Items listed in a dataset:
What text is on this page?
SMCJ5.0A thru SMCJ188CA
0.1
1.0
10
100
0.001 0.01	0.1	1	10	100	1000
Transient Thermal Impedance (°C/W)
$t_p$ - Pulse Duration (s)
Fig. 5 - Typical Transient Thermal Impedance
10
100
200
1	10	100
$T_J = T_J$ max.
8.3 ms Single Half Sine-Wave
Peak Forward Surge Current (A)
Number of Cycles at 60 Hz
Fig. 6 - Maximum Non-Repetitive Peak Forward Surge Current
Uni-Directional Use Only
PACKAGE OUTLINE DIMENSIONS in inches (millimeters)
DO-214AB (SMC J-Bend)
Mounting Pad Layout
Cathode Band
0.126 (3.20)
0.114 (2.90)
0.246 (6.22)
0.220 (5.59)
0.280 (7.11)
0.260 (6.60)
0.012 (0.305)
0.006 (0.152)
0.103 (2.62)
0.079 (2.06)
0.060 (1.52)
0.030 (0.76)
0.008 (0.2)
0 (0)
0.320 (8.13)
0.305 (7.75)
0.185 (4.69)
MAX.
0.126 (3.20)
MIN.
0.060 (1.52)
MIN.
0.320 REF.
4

INSTRUCTION — Write the listing out again, exactly as shown above.

SOLUTION TO THIS EXERCISE —
What text is on this page?
SMCJ5.0A thru SMCJ188CA
0.1
1.0
10
100
0.001 0.01	0.1	1	10	100	1000
Transient Thermal Impedance (°C/W)
$t_p$ - Pulse Duration (s)
Fig. 5 - Typical Transient Thermal Impedance
10
100
200
1	10	100
$T_J = T_J$ max.
8.3 ms Single Half Sine-Wave
Peak Forward Surge Current (A)
Number of Cycles at 60 Hz
Fig. 6 - Maximum Non-Repetitive Peak Forward Surge Current
Uni-Directional Use Only
PACKAGE OUTLINE DIMENSIONS in inches (millimeters)
DO-214AB (SMC J-Bend)
Mounting Pad Layout
Cathode Band
0.126 (3.20)
0.114 (2.90)
0.246 (6.22)
0.220 (5.59)
0.280 (7.11)
0.260 (6.60)
0.012 (0.305)
0.006 (0.152)
0.103 (2.62)
0.079 (2.06)
0.060 (1.52)
0.030 (0.76)
0.008 (0.2)
0 (0)
0.320 (8.13)
0.305 (7.75)
0.185 (4.69)
MAX.
0.126 (3.20)
MIN.
0.060 (1.52)
MIN.
0.320 REF.
4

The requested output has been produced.